AIM:
Out of all the lines below, count those with the word "color". Give the number only.

BEGIN DATA FOR THIS TASK

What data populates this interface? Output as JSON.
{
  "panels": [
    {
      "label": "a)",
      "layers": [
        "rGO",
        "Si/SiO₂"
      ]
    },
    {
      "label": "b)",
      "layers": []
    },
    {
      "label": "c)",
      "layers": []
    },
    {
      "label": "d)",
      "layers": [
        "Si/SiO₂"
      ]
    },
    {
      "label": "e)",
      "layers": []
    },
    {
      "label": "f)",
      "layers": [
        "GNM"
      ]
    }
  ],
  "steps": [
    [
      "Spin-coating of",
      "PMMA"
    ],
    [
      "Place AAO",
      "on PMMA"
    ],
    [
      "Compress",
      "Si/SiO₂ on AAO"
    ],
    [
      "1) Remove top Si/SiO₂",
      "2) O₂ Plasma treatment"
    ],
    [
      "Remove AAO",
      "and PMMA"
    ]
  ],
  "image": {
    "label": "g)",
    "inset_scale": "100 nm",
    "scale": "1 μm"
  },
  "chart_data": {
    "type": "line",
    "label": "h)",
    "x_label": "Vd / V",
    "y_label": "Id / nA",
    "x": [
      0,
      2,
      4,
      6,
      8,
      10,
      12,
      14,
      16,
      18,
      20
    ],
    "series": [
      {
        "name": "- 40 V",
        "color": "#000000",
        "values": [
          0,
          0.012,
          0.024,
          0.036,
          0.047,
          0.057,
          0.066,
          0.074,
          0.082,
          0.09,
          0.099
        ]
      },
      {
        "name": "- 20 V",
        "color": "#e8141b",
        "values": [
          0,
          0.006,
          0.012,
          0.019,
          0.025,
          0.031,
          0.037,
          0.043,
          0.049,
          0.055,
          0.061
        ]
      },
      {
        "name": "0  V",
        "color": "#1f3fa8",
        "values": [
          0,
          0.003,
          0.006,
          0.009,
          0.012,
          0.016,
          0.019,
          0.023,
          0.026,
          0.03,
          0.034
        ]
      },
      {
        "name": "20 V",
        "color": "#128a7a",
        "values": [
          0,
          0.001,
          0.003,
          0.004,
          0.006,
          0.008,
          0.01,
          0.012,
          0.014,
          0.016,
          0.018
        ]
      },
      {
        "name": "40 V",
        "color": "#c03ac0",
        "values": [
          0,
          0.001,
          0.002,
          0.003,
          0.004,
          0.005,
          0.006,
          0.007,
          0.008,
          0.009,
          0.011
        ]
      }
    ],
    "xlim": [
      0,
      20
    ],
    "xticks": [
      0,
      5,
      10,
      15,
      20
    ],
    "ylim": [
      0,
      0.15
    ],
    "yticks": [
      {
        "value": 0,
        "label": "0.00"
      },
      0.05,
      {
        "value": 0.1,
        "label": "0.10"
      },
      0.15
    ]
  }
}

END DATA FOR THIS TASK

ANSWER BELOW:
5